Entries from a dataset:

───

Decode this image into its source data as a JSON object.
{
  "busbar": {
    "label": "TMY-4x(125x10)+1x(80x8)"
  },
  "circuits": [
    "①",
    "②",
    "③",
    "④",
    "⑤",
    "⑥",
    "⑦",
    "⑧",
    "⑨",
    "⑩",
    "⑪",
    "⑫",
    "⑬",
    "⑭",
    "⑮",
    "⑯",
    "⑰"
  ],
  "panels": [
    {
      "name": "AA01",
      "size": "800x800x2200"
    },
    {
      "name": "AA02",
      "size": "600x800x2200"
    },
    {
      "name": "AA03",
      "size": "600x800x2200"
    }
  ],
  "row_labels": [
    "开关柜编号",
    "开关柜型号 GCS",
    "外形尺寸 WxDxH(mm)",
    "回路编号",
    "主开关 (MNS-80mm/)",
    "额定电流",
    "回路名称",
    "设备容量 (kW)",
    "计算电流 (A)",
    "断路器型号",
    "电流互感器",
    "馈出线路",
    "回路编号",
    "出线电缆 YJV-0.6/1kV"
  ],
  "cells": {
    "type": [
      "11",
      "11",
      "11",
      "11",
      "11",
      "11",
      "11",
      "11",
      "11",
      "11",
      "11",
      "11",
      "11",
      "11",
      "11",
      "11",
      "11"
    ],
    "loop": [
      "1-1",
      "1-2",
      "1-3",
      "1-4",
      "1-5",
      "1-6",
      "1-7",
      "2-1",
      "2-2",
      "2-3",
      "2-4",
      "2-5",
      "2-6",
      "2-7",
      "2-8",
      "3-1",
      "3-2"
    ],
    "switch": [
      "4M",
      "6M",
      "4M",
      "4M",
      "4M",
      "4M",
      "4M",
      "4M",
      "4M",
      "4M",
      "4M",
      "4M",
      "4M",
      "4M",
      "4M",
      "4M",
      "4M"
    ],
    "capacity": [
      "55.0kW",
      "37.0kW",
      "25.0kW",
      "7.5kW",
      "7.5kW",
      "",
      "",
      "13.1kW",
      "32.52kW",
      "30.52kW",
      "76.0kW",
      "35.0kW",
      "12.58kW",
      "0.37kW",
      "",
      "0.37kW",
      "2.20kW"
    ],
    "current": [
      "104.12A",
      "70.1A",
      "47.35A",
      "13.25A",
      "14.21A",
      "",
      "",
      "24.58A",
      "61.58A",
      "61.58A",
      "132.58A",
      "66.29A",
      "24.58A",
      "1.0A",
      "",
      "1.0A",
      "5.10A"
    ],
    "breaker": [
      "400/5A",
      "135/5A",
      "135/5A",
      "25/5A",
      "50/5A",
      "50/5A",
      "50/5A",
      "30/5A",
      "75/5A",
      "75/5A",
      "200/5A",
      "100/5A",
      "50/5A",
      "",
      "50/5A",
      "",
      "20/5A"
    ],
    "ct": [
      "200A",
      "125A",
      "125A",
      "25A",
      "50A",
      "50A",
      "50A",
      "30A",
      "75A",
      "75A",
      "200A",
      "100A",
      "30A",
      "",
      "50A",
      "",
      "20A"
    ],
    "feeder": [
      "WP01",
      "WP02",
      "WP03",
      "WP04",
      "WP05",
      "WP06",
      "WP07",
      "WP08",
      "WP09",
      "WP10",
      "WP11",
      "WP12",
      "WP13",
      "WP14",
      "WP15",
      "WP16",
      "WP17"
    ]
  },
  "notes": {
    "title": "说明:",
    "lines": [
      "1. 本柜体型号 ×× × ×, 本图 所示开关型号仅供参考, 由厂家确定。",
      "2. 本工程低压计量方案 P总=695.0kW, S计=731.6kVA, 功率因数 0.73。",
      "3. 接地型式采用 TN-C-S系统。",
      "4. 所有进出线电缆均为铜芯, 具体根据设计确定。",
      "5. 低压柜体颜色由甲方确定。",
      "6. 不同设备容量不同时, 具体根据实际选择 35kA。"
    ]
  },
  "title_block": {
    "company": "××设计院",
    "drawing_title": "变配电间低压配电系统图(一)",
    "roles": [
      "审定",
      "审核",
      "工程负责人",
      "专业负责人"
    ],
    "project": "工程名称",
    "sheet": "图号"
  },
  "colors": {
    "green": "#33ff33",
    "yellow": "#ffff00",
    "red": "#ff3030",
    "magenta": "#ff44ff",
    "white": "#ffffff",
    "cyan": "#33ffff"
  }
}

───

Aim: Print the records once more, exactly as they were given.

Task answer:
Decode this image into its source data as a JSON object.
{
  "busbar": {
    "label": "TMY-4x(125x10)+1x(80x8)"
  },
  "circuits": [
    "①",
    "②",
    "③",
    "④",
    "⑤",
    "⑥",
    "⑦",
    "⑧",
    "⑨",
    "⑩",
    "⑪",
    "⑫",
    "⑬",
    "⑭",
    "⑮",
    "⑯",
    "⑰"
  ],
  "panels": [
    {
      "name": "AA01",
      "size": "800x800x2200"
    },
    {
      "name": "AA02",
      "size": "600x800x2200"
    },
    {
      "name": "AA03",
      "size": "600x800x2200"
    }
  ],
  "row_labels": [
    "开关柜编号",
    "开关柜型号 GCS",
    "外形尺寸 WxDxH(mm)",
    "回路编号",
    "主开关 (MNS-80mm/)",
    "额定电流",
    "回路名称",
    "设备容量 (kW)",
    "计算电流 (A)",
    "断路器型号",
    "电流互感器",
    "馈出线路",
    "回路编号",
    "出线电缆 YJV-0.6/1kV"
  ],
  "cells": {
    "type": [
      "11",
      "11",
      "11",
      "11",
      "11",
      "11",
      "11",
      "11",
      "11",
      "11",
      "11",
      "11",
      "11",
      "11",
      "11",
      "11",
      "11"
    ],
    "loop": [
      "1-1",
      "1-2",
      "1-3",
      "1-4",
      "1-5",
      "1-6",
      "1-7",
      "2-1",
      "2-2",
      "2-3",
      "2-4",
      "2-5",
      "2-6",
      "2-7",
      "2-8",
      "3-1",
      "3-2"
    ],
    "switch": [
      "4M",
      "6M",
      "4M",
      "4M",
      "4M",
      "4M",
      "4M",
      "4M",
      "4M",
      "4M",
      "4M",
      "4M",
      "4M",
      "4M",
      "4M",
      "4M",
      "4M"
    ],
    "capacity": [
      "55.0kW",
      "37.0kW",
      "25.0kW",
      "7.5kW",
      "7.5kW",
      "",
      "",
      "13.1kW",
      "32.52kW",
      "30.52kW",
      "76.0kW",
      "35.0kW",
      "12.58kW",
      "0.37kW",
      "",
      "0.37kW",
      "2.20kW"
    ],
    "current": [
      "104.12A",
      "70.1A",
      "47.35A",
      "13.25A",
      "14.21A",
      "",
      "",
      "24.58A",
      "61.58A",
      "61.58A",
      "132.58A",
      "66.29A",
      "24.58A",
      "1.0A",
      "",
      "1.0A",
      "5.10A"
    ],
    "breaker": [
      "400/5A",
      "135/5A",
      "135/5A",
      "25/5A",
      "50/5A",
      "50/5A",
      "50/5A",
      "30/5A",
      "75/5A",
      "75/5A",
      "200/5A",
      "100/5A",
      "50/5A",
      "",
      "50/5A",
      "",
      "20/5A"
    ],
    "ct": [
      "200A",
      "125A",
      "125A",
      "25A",
      "50A",
      "50A",
      "50A",
      "30A",
      "75A",
      "75A",
      "200A",
      "100A",
      "30A",
      "",
      "50A",
      "",
      "20A"
    ],
    "feeder": [
      "WP01",
      "WP02",
      "WP03",
      "WP04",
      "WP05",
      "WP06",
      "WP07",
      "WP08",
      "WP09",
      "WP10",
      "WP11",
      "WP12",
      "WP13",
      "WP14",
      "WP15",
      "WP16",
      "WP17"
    ]
  },
  "notes": {
    "title": "说明:",
    "lines": [
      "1. 本柜体型号 ×× × ×, 本图 所示开关型号仅供参考, 由厂家确定。",
      "2. 本工程低压计量方案 P总=695.0kW, S计=731.6kVA, 功率因数 0.73。",
      "3. 接地型式采用 TN-C-S系统。",
      "4. 所有进出线电缆均为铜芯, 具体根据设计确定。",
      "5. 低压柜体颜色由甲方确定。",
      "6. 不同设备容量不同时, 具体根据实际选择 35kA。"
    ]
  },
  "title_block": {
    "company": "××设计院",
    "drawing_title": "变配电间低压配电系统图(一)",
    "roles": [
      "审定",
      "审核",
      "工程负责人",
      "专业负责人"
    ],
    "project": "工程名称",
    "sheet": "图号"
  },
  "colors": {
    "green": "#33ff33",
    "yellow": "#ffff00",
    "red": "#ff3030",
    "magenta": "#ff44ff",
    "white": "#ffffff",
    "cyan": "#33ffff"
  }
}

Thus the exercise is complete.